__Materials provided__
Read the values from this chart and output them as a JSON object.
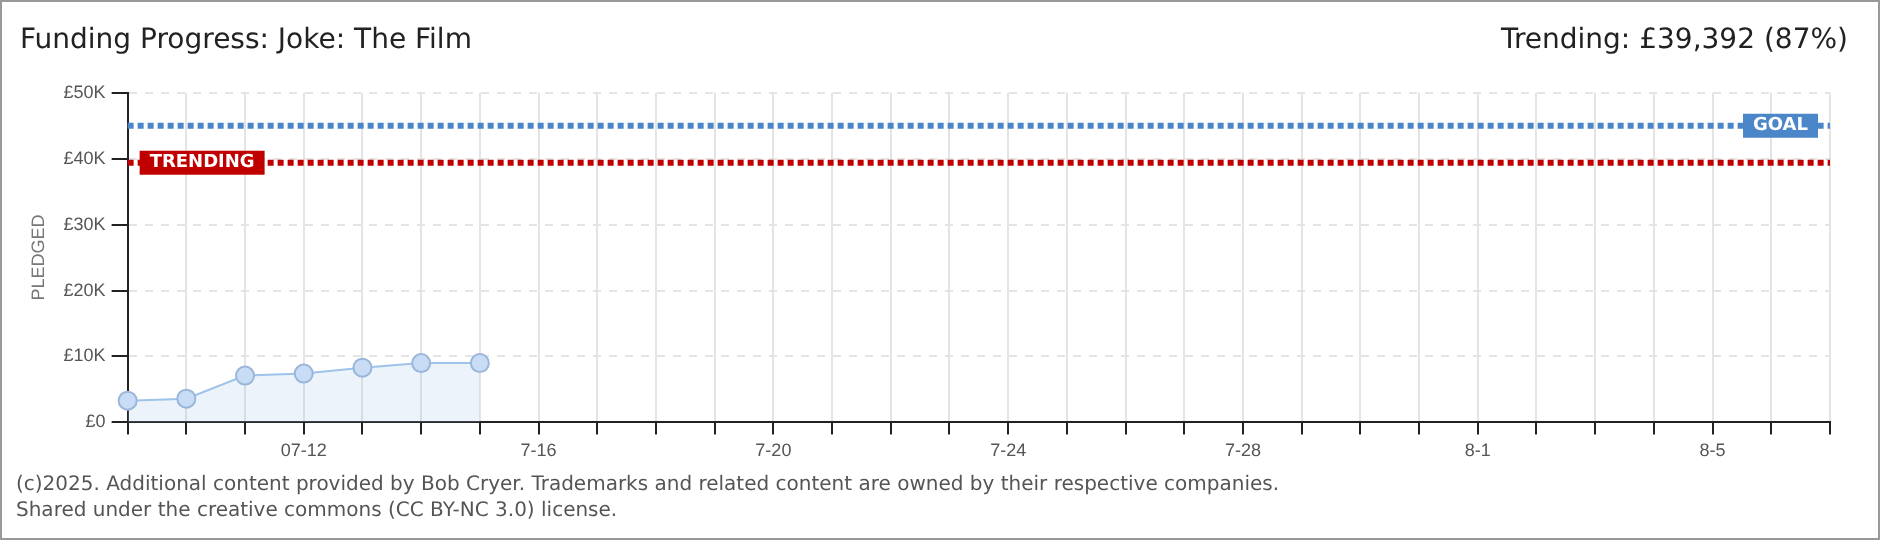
{
  "chart_data": {
    "type": "area",
    "title": "Funding Progress: Joke: The Film",
    "subtitle": "Trending: £39,392 (87%)",
    "ylabel": "PLEDGED",
    "categories": [
      null,
      null,
      null,
      "07-12",
      null,
      null,
      null,
      "7-16",
      null,
      null,
      null,
      "7-20",
      null,
      null,
      null,
      "7-24",
      null,
      null,
      null,
      "7-28",
      null,
      null,
      null,
      "8-1",
      null,
      null,
      null,
      "8-5",
      null,
      null
    ],
    "values": [
      3300,
      3600,
      7100,
      7400,
      8300,
      9000,
      9000,
      null,
      null,
      null,
      null,
      null,
      null,
      null,
      null,
      null,
      null,
      null,
      null,
      null,
      null,
      null,
      null,
      null,
      null,
      null,
      null,
      null,
      null,
      null
    ],
    "color": "#9ec3ea",
    "marker": "circle",
    "grid": true,
    "ylim": [
      0,
      50000
    ],
    "yticks": [
      {
        "value": 0,
        "label": "£0"
      },
      {
        "value": 10000,
        "label": "£10K"
      },
      {
        "value": 20000,
        "label": "£20K"
      },
      {
        "value": 30000,
        "label": "£30K"
      },
      {
        "value": 40000,
        "label": "£40K"
      },
      {
        "value": 50000,
        "label": "£50K"
      }
    ],
    "ref_lines": [
      {
        "axis": "y",
        "value": 45000,
        "label": "GOAL",
        "color": "#4a86c8",
        "line_style": "dotted"
      },
      {
        "axis": "y",
        "value": 39392,
        "label": "TRENDING",
        "color": "#c00000",
        "line_style": "dotted"
      }
    ],
    "annotations": [
      "(c)2025. Additional content provided by Bob Cryer. Trademarks and related content are owned by their respective companies.",
      "Shared under the creative commons (CC BY-NC 3.0) license."
    ]
  }
}
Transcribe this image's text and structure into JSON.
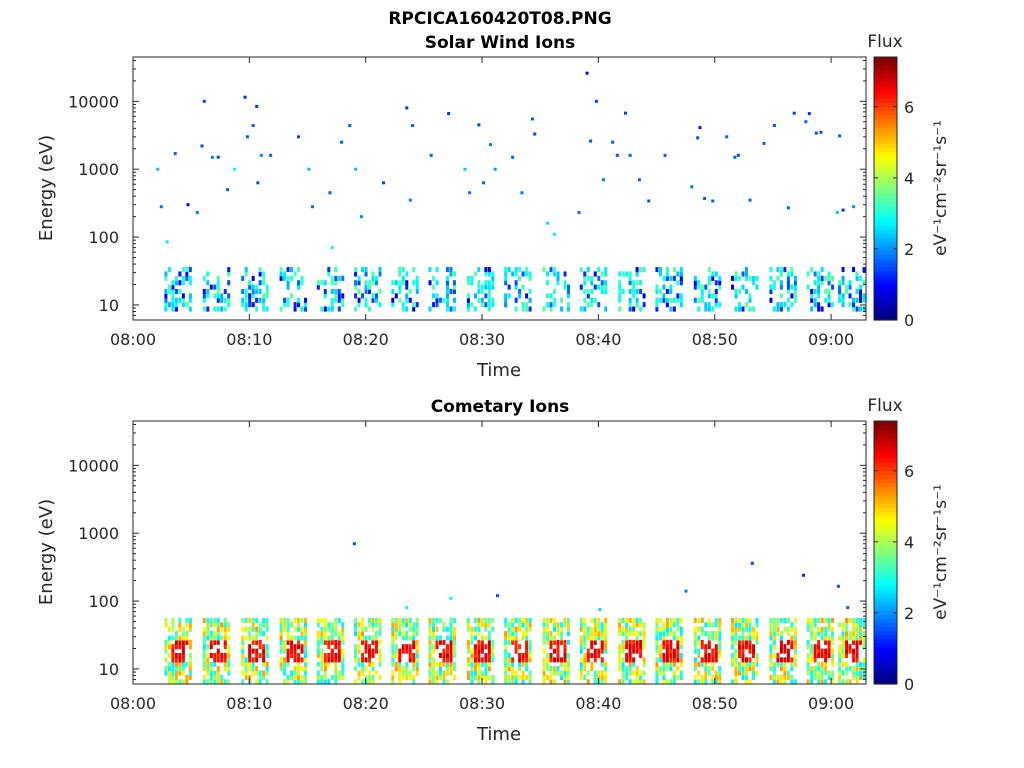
{
  "figure_title": "RPCICA160420T08.PNG",
  "colors": {
    "colormap": "jet",
    "axis": "#262626",
    "background": "#ffffff"
  },
  "chart_data": [
    {
      "type": "heatmap",
      "title": "Solar Wind Ions",
      "xlabel": "Time",
      "ylabel": "Energy (eV)",
      "y_scale": "log",
      "ylim": [
        6,
        45000
      ],
      "xlim": [
        "08:00",
        "09:03"
      ],
      "x_ticks": [
        "08:00",
        "08:10",
        "08:20",
        "08:30",
        "08:40",
        "08:50",
        "09:00"
      ],
      "y_ticks": [
        "10",
        "100",
        "1000",
        "10000"
      ],
      "colorbar": {
        "label": "Flux",
        "units": "eV⁻¹cm⁻²sr⁻¹s⁻¹",
        "range": [
          0,
          7.4
        ],
        "ticks": [
          "0",
          "2",
          "4",
          "6"
        ]
      },
      "sweep_minutes": [
        3.9,
        7.2,
        10.5,
        13.8,
        17.0,
        20.2,
        23.4,
        26.6,
        29.9,
        33.1,
        36.4,
        39.6,
        42.9,
        46.1,
        49.4,
        52.6,
        55.9,
        59.1,
        61.8
      ],
      "sweep_energy_range": [
        7.5,
        35
      ],
      "sweep_flux": [
        2.2,
        3.5
      ],
      "scatter": [
        [
          2.0,
          1000,
          2.3
        ],
        [
          2.3,
          280,
          1.8
        ],
        [
          2.8,
          85,
          2.6
        ],
        [
          3.5,
          1700,
          1.6
        ],
        [
          4.6,
          300,
          0.8
        ],
        [
          5.4,
          230,
          1.9
        ],
        [
          5.8,
          2200,
          1.4
        ],
        [
          6.0,
          10000,
          1.4
        ],
        [
          6.7,
          1500,
          1.9
        ],
        [
          7.2,
          1500,
          1.4
        ],
        [
          8.0,
          500,
          1.6
        ],
        [
          8.6,
          1000,
          2.8
        ],
        [
          9.5,
          11500,
          1.2
        ],
        [
          9.7,
          3000,
          1.6
        ],
        [
          10.2,
          4400,
          1.6
        ],
        [
          10.5,
          8400,
          1.3
        ],
        [
          10.6,
          630,
          1.5
        ],
        [
          10.9,
          1600,
          1.9
        ],
        [
          11.7,
          1600,
          1.6
        ],
        [
          14.1,
          3000,
          1.4
        ],
        [
          15.0,
          1000,
          2.3
        ],
        [
          15.3,
          280,
          1.8
        ],
        [
          16.8,
          450,
          1.6
        ],
        [
          17.0,
          70,
          2.8
        ],
        [
          17.8,
          2500,
          1.6
        ],
        [
          18.5,
          4400,
          1.6
        ],
        [
          19.0,
          1000,
          2.3
        ],
        [
          19.5,
          200,
          1.9
        ],
        [
          21.4,
          630,
          1.4
        ],
        [
          23.4,
          8000,
          1.3
        ],
        [
          23.7,
          350,
          1.8
        ],
        [
          23.9,
          4400,
          1.6
        ],
        [
          25.5,
          1600,
          1.6
        ],
        [
          27.0,
          6600,
          1.2
        ],
        [
          28.4,
          1000,
          2.3
        ],
        [
          28.8,
          450,
          1.7
        ],
        [
          29.6,
          4500,
          1.4
        ],
        [
          30.0,
          630,
          1.6
        ],
        [
          30.6,
          2300,
          1.8
        ],
        [
          31.0,
          1000,
          2.0
        ],
        [
          32.5,
          1500,
          1.6
        ],
        [
          33.3,
          450,
          1.8
        ],
        [
          34.2,
          5500,
          1.6
        ],
        [
          34.4,
          3300,
          1.4
        ],
        [
          35.5,
          160,
          2.6
        ],
        [
          36.1,
          110,
          2.7
        ],
        [
          38.2,
          230,
          1.7
        ],
        [
          38.9,
          26000,
          0.9
        ],
        [
          39.2,
          2600,
          1.5
        ],
        [
          39.7,
          10000,
          1.4
        ],
        [
          40.3,
          700,
          1.8
        ],
        [
          41.1,
          2500,
          1.6
        ],
        [
          41.5,
          1600,
          1.6
        ],
        [
          42.2,
          6700,
          1.3
        ],
        [
          42.6,
          1600,
          1.6
        ],
        [
          43.4,
          700,
          1.6
        ],
        [
          44.2,
          340,
          1.5
        ],
        [
          45.6,
          1600,
          1.6
        ],
        [
          47.9,
          550,
          1.8
        ],
        [
          48.4,
          2900,
          1.5
        ],
        [
          48.6,
          4100,
          1.1
        ],
        [
          49.0,
          370,
          1.6
        ],
        [
          49.7,
          340,
          1.6
        ],
        [
          50.9,
          3000,
          1.6
        ],
        [
          51.6,
          1500,
          1.6
        ],
        [
          51.9,
          1600,
          1.5
        ],
        [
          52.9,
          350,
          1.6
        ],
        [
          54.1,
          2400,
          1.6
        ],
        [
          55.0,
          4400,
          1.5
        ],
        [
          56.2,
          270,
          1.6
        ],
        [
          56.7,
          6700,
          1.3
        ],
        [
          57.7,
          5000,
          1.6
        ],
        [
          58.0,
          6600,
          1.3
        ],
        [
          58.6,
          3400,
          1.5
        ],
        [
          59.0,
          3500,
          1.5
        ],
        [
          60.4,
          230,
          2.3
        ],
        [
          60.6,
          3100,
          1.6
        ],
        [
          60.9,
          250,
          1.2
        ],
        [
          61.8,
          280,
          2.0
        ]
      ]
    },
    {
      "type": "heatmap",
      "title": "Cometary Ions",
      "xlabel": "Time",
      "ylabel": "Energy (eV)",
      "y_scale": "log",
      "ylim": [
        6,
        45000
      ],
      "xlim": [
        "08:00",
        "09:03"
      ],
      "x_ticks": [
        "08:00",
        "08:10",
        "08:20",
        "08:30",
        "08:40",
        "08:50",
        "09:00"
      ],
      "y_ticks": [
        "10",
        "100",
        "1000",
        "10000"
      ],
      "colorbar": {
        "label": "Flux",
        "units": "eV⁻¹cm⁻²sr⁻¹s⁻¹",
        "range": [
          0,
          7.4
        ],
        "ticks": [
          "0",
          "2",
          "4",
          "6"
        ]
      },
      "sweep_minutes": [
        3.9,
        7.2,
        10.5,
        13.8,
        17.0,
        20.2,
        23.4,
        26.6,
        29.9,
        33.1,
        36.4,
        39.6,
        42.9,
        46.1,
        49.4,
        52.6,
        55.9,
        59.1,
        61.8
      ],
      "sweep_energy_range": [
        6,
        60
      ],
      "sweep_peak_energy": [
        12,
        25
      ],
      "sweep_peak_flux": 6.9,
      "scatter": [
        [
          18.9,
          700,
          1.5
        ],
        [
          31.2,
          120,
          1.5
        ],
        [
          53.1,
          360,
          1.4
        ],
        [
          57.5,
          240,
          1.2
        ],
        [
          60.5,
          165,
          1.5
        ],
        [
          61.3,
          80,
          1.6
        ],
        [
          47.4,
          140,
          1.8
        ],
        [
          40.0,
          75,
          2.5
        ],
        [
          27.2,
          110,
          2.7
        ],
        [
          23.4,
          80,
          2.8
        ]
      ]
    }
  ]
}
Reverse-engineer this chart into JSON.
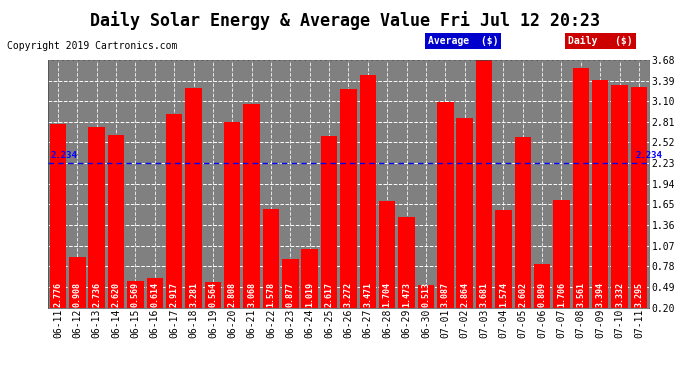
{
  "title": "Daily Solar Energy & Average Value Fri Jul 12 20:23",
  "copyright": "Copyright 2019 Cartronics.com",
  "categories": [
    "06-11",
    "06-12",
    "06-13",
    "06-14",
    "06-15",
    "06-16",
    "06-17",
    "06-18",
    "06-19",
    "06-20",
    "06-21",
    "06-22",
    "06-23",
    "06-24",
    "06-25",
    "06-26",
    "06-27",
    "06-28",
    "06-29",
    "06-30",
    "07-01",
    "07-02",
    "07-03",
    "07-04",
    "07-05",
    "07-06",
    "07-07",
    "07-08",
    "07-09",
    "07-10",
    "07-11"
  ],
  "values": [
    2.776,
    0.908,
    2.736,
    2.62,
    0.569,
    0.614,
    2.917,
    3.281,
    0.564,
    2.808,
    3.068,
    1.578,
    0.877,
    1.019,
    2.617,
    3.272,
    3.471,
    1.704,
    1.473,
    0.513,
    3.087,
    2.864,
    3.681,
    1.574,
    2.602,
    0.809,
    1.706,
    3.561,
    3.394,
    3.332,
    3.295
  ],
  "average": 2.234,
  "average_label": "2.234",
  "ylim": [
    0.2,
    3.68
  ],
  "yticks": [
    0.2,
    0.49,
    0.78,
    1.07,
    1.36,
    1.65,
    1.94,
    2.23,
    2.52,
    2.81,
    3.1,
    3.39,
    3.68
  ],
  "bar_color": "#FF0000",
  "avg_line_color": "#0000FF",
  "background_color": "#FFFFFF",
  "plot_bg_color": "#808080",
  "legend_avg_bg": "#0000CC",
  "legend_daily_bg": "#CC0000",
  "title_fontsize": 12,
  "tick_fontsize": 7,
  "label_fontsize": 6,
  "copyright_fontsize": 7
}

__Job__
Of the lines above, how many hold the string "JSON"? Answer with only the number.

__Solution for this task__
3